## [The records]
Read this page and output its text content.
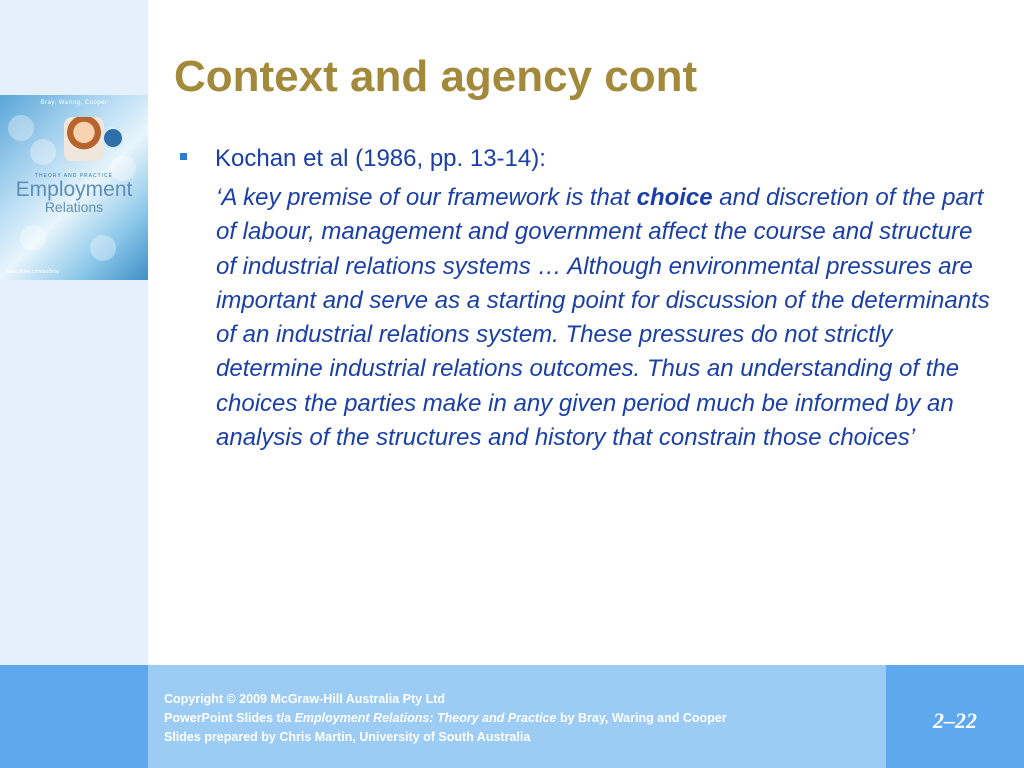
Bray, Waring, Cooper
THEORY AND PRACTICE
Employment
Relations
www.mhhe.com/au/bray
Context and agency cont
Kochan et al (1986, pp. 13-14):
‘A key premise of our framework is that choice and discretion of the part of labour, management and government affect the course and structure of industrial relations systems … Although environmental pressures are important and serve as a starting point for discussion of the determinants of an industrial relations system. These pressures do not strictly determine industrial relations outcomes. Thus an understanding of the choices the parties make in any given period much be informed by an analysis of the structures and history that constrain those choices’
Copyright © 2009 McGraw-Hill Australia Pty Ltd
PowerPoint Slides t/a Employment Relations: Theory and Practice by Bray, Waring and Cooper
Slides prepared by Chris Martin, University of South Australia
2–22
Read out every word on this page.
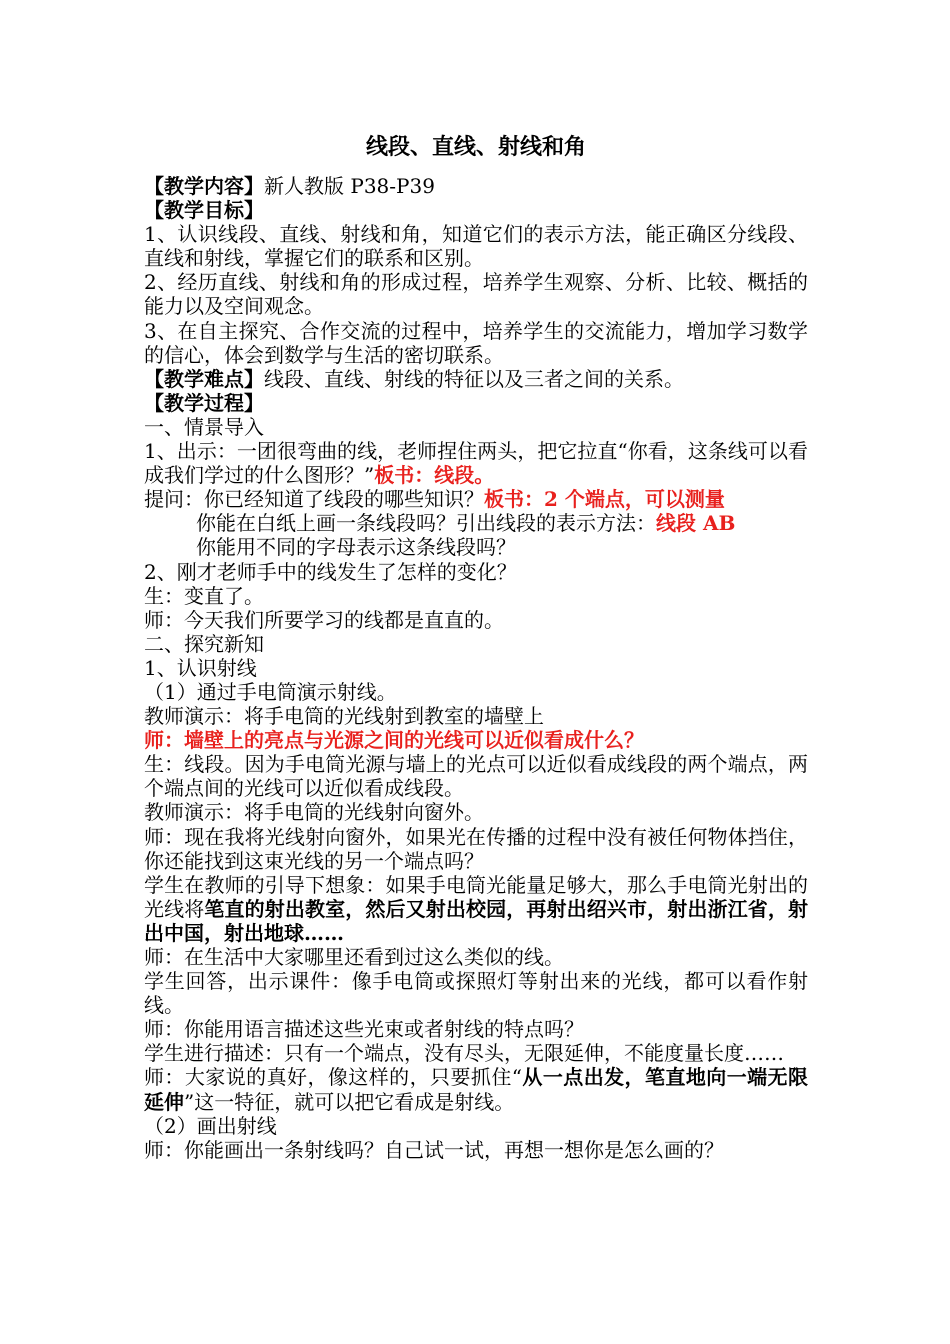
线段、直线、射线和角

【教学内容】新人教版 P38-P39

【教学目标】

1、认识线段、直线、射线和角，知道它们的表示方法，能正确区分线段、直线和射线，掌握它们的联系和区别。

2、经历直线、射线和角的形成过程，培养学生观察、分析、比较、概括的能力以及空间观念。

3、在自主探究、合作交流的过程中，培养学生的交流能力，增加学习数学的信心，体会到数学与生活的密切联系。

【教学难点】线段、直线、射线的特征以及三者之间的关系。

【教学过程】

一、情景导入

1、出示：一团很弯曲的线，老师捏住两头，把它拉直“你看，这条线可以看成我们学过的什么图形？”板书：线段。

提问：你已经知道了线段的哪些知识？板书：2 个端点，可以测量

你能在白纸上画一条线段吗？引出线段的表示方法：线段 AB

你能用不同的字母表示这条线段吗？

2、刚才老师手中的线发生了怎样的变化？

生：变直了。

师：今天我们所要学习的线都是直直的。

二、探究新知

1、认识射线

（1）通过手电筒演示射线。

教师演示：将手电筒的光线射到教室的墙壁上

师：墙壁上的亮点与光源之间的光线可以近似看成什么？

生：线段。因为手电筒光源与墙上的光点可以近似看成线段的两个端点，两个端点间的光线可以近似看成线段。

教师演示：将手电筒的光线射向窗外。

师：现在我将光线射向窗外，如果光在传播的过程中没有被任何物体挡住，你还能找到这束光线的另一个端点吗？

学生在教师的引导下想象：如果手电筒光能量足够大，那么手电筒光射出的光线将笔直的射出教室，然后又射出校园，再射出绍兴市，射出浙江省，射出中国，射出地球……

师：在生活中大家哪里还看到过这么类似的线。

学生回答，出示课件：像手电筒或探照灯等射出来的光线，都可以看作射线。

师：你能用语言描述这些光束或者射线的特点吗？

学生进行描述：只有一个端点，没有尽头，无限延伸，不能度量长度……

师：大家说的真好，像这样的，只要抓住“从一点出发，笔直地向一端无限延伸”这一特征，就可以把它看成是射线。

（2）画出射线

师：你能画出一条射线吗？自己试一试，再想一想你是怎么画的？
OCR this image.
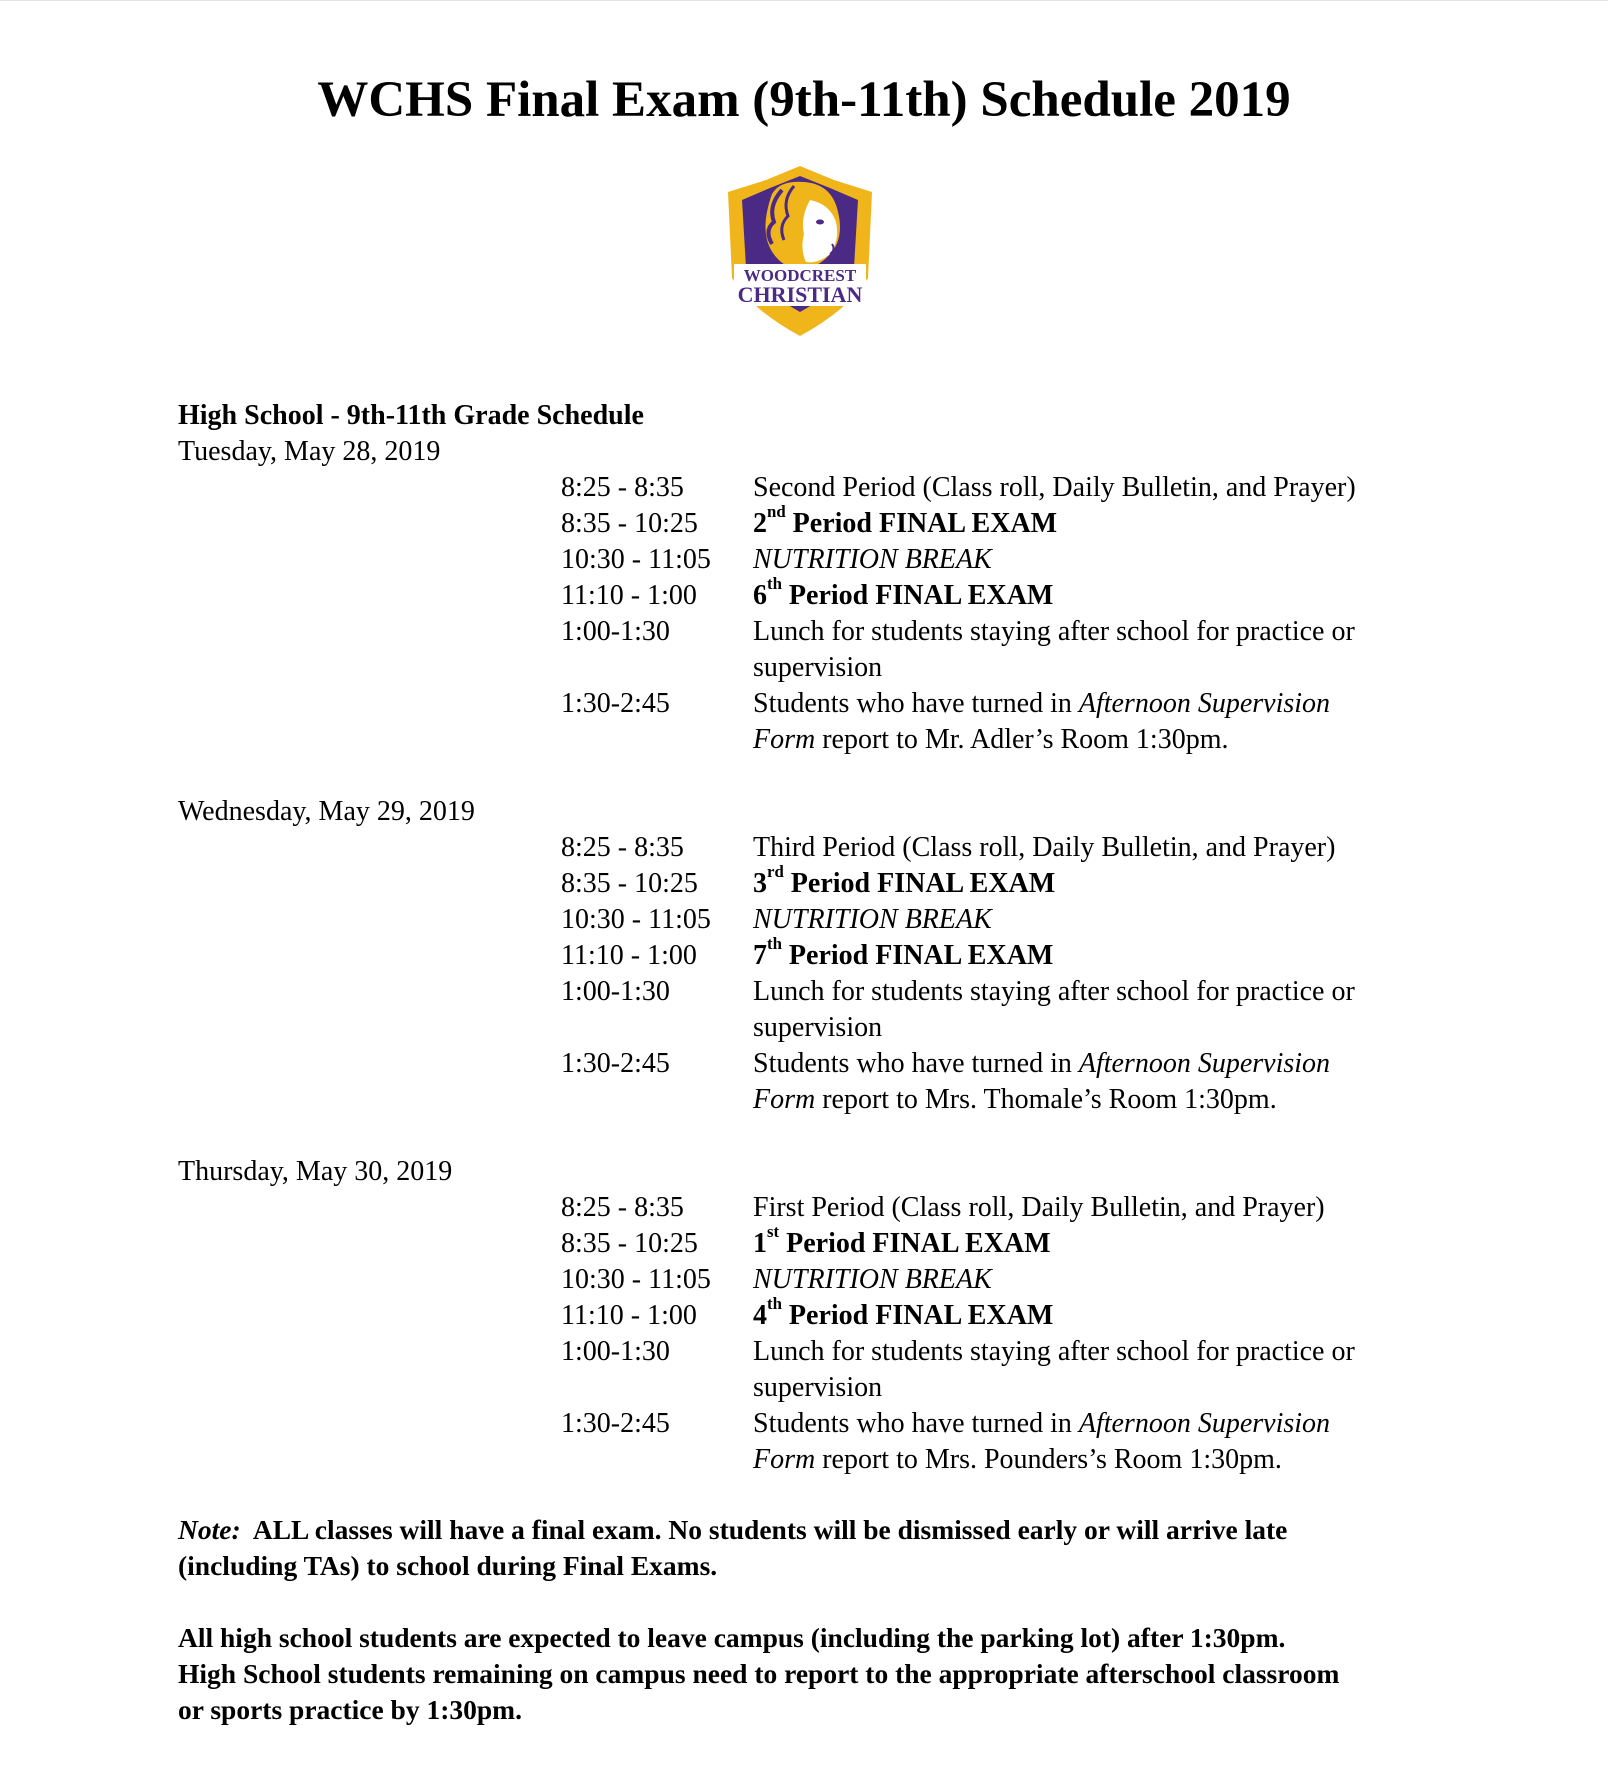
WCHS Final Exam (9th-11th) Schedule 2019
WOODCREST
CHRISTIAN
High School - 9th-11th Grade Schedule
Tuesday, May 28, 2019
8:25 - 8:35	Second Period (Class roll, Daily Bulletin, and Prayer)
8:35 - 10:25	2nd Period FINAL EXAM
10:30 - 11:05	NUTRITION BREAK
11:10 - 1:00	6th Period FINAL EXAM
1:00-1:30	Lunch for students staying after school for practice or
supervision
1:30-2:45	Students who have turned in Afternoon Supervision
Form report to Mr. Adler’s Room 1:30pm.
Wednesday, May 29, 2019
8:25 - 8:35	Third Period (Class roll, Daily Bulletin, and Prayer)
8:35 - 10:25	3rd Period FINAL EXAM
10:30 - 11:05	NUTRITION BREAK
11:10 - 1:00	7th Period FINAL EXAM
1:00-1:30	Lunch for students staying after school for practice or
supervision
1:30-2:45	Students who have turned in Afternoon Supervision
Form report to Mrs. Thomale’s Room 1:30pm.
Thursday, May 30, 2019
8:25 - 8:35	First Period (Class roll, Daily Bulletin, and Prayer)
8:35 - 10:25	1st Period FINAL EXAM
10:30 - 11:05	NUTRITION BREAK
11:10 - 1:00	4th Period FINAL EXAM
1:00-1:30	Lunch for students staying after school for practice or
supervision
1:30-2:45	Students who have turned in Afternoon Supervision
Form report to Mrs. Pounders’s Room 1:30pm.
Note: ALL classes will have a final exam. No students will be dismissed early or will arrive late
(including TAs) to school during Final Exams.
All high school students are expected to leave campus (including the parking lot) after 1:30pm.
High School students remaining on campus need to report to the appropriate afterschool classroom
or sports practice by 1:30pm.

## [Task directions]
Set down the material exactly, every line of it, except for the pictures.

## [Task result]
Read this page and output its text content.
Bray, Waring, Cooper
THEORY AND PRACTICE
Employment
Relations
www.mhhe.com/au/bray
Context and agency cont
Kochan et al (1986, pp. 13-14):
‘A key premise of our framework is that choice and discretion of the part of labour, management and government affect the course and structure of industrial relations systems … Although environmental pressures are important and serve as a starting point for discussion of the determinants of an industrial relations system. These pressures do not strictly determine industrial relations outcomes. Thus an understanding of the choices the parties make in any given period much be informed by an analysis of the structures and history that constrain those choices’
Copyright © 2009 McGraw-Hill Australia Pty Ltd
PowerPoint Slides t/a Employment Relations: Theory and Practice by Bray, Waring and Cooper
Slides prepared by Chris Martin, University of South Australia
2–22
Read out every word on this page.
线段、直线、射线和角

【教学内容】新人教版 P38-P39

【教学目标】

1、认识线段、直线、射线和角，知道它们的表示方法，能正确区分线段、直线和射线，掌握它们的联系和区别。

2、经历直线、射线和角的形成过程，培养学生观察、分析、比较、概括的能力以及空间观念。

3、在自主探究、合作交流的过程中，培养学生的交流能力，增加学习数学的信心，体会到数学与生活的密切联系。

【教学难点】线段、直线、射线的特征以及三者之间的关系。

【教学过程】

一、情景导入

1、出示：一团很弯曲的线，老师捏住两头，把它拉直“你看，这条线可以看成我们学过的什么图形？”板书：线段。

提问：你已经知道了线段的哪些知识？板书：2 个端点，可以测量

你能在白纸上画一条线段吗？引出线段的表示方法：线段 AB

你能用不同的字母表示这条线段吗？

2、刚才老师手中的线发生了怎样的变化？

生：变直了。

师：今天我们所要学习的线都是直直的。

二、探究新知

1、认识射线

（1）通过手电筒演示射线。

教师演示：将手电筒的光线射到教室的墙壁上

师：墙壁上的亮点与光源之间的光线可以近似看成什么？

生：线段。因为手电筒光源与墙上的光点可以近似看成线段的两个端点，两个端点间的光线可以近似看成线段。

教师演示：将手电筒的光线射向窗外。

师：现在我将光线射向窗外，如果光在传播的过程中没有被任何物体挡住，你还能找到这束光线的另一个端点吗？

学生在教师的引导下想象：如果手电筒光能量足够大，那么手电筒光射出的光线将笔直的射出教室，然后又射出校园，再射出绍兴市，射出浙江省，射出中国，射出地球……

师：在生活中大家哪里还看到过这么类似的线。

学生回答，出示课件：像手电筒或探照灯等射出来的光线，都可以看作射线。

师：你能用语言描述这些光束或者射线的特点吗？

学生进行描述：只有一个端点，没有尽头，无限延伸，不能度量长度……

师：大家说的真好，像这样的，只要抓住“从一点出发，笔直地向一端无限延伸”这一特征，就可以把它看成是射线。

（2）画出射线

师：你能画出一条射线吗？自己试一试，再想一想你是怎么画的？
OCR this image.
WCHS Final Exam (9th-11th) Schedule 2019
WOODCREST
CHRISTIAN
High School - 9th-11th Grade Schedule
Tuesday, May 28, 2019
8:25 - 8:35	Second Period (Class roll, Daily Bulletin, and Prayer)
8:35 - 10:25	2nd Period FINAL EXAM
10:30 - 11:05	NUTRITION BREAK
11:10 - 1:00	6th Period FINAL EXAM
1:00-1:30	Lunch for students staying after school for practice or
supervision
1:30-2:45	Students who have turned in Afternoon Supervision
Form report to Mr. Adler’s Room 1:30pm.
Wednesday, May 29, 2019
8:25 - 8:35	Third Period (Class roll, Daily Bulletin, and Prayer)
8:35 - 10:25	3rd Period FINAL EXAM
10:30 - 11:05	NUTRITION BREAK
11:10 - 1:00	7th Period FINAL EXAM
1:00-1:30	Lunch for students staying after school for practice or
supervision
1:30-2:45	Students who have turned in Afternoon Supervision
Form report to Mrs. Thomale’s Room 1:30pm.
Thursday, May 30, 2019
8:25 - 8:35	First Period (Class roll, Daily Bulletin, and Prayer)
8:35 - 10:25	1st Period FINAL EXAM
10:30 - 11:05	NUTRITION BREAK
11:10 - 1:00	4th Period FINAL EXAM
1:00-1:30	Lunch for students staying after school for practice or
supervision
1:30-2:45	Students who have turned in Afternoon Supervision
Form report to Mrs. Pounders’s Room 1:30pm.
Note: ALL classes will have a final exam. No students will be dismissed early or will arrive late
(including TAs) to school during Final Exams.
All high school students are expected to leave campus (including the parking lot) after 1:30pm.
High School students remaining on campus need to report to the appropriate afterschool classroom
or sports practice by 1:30pm.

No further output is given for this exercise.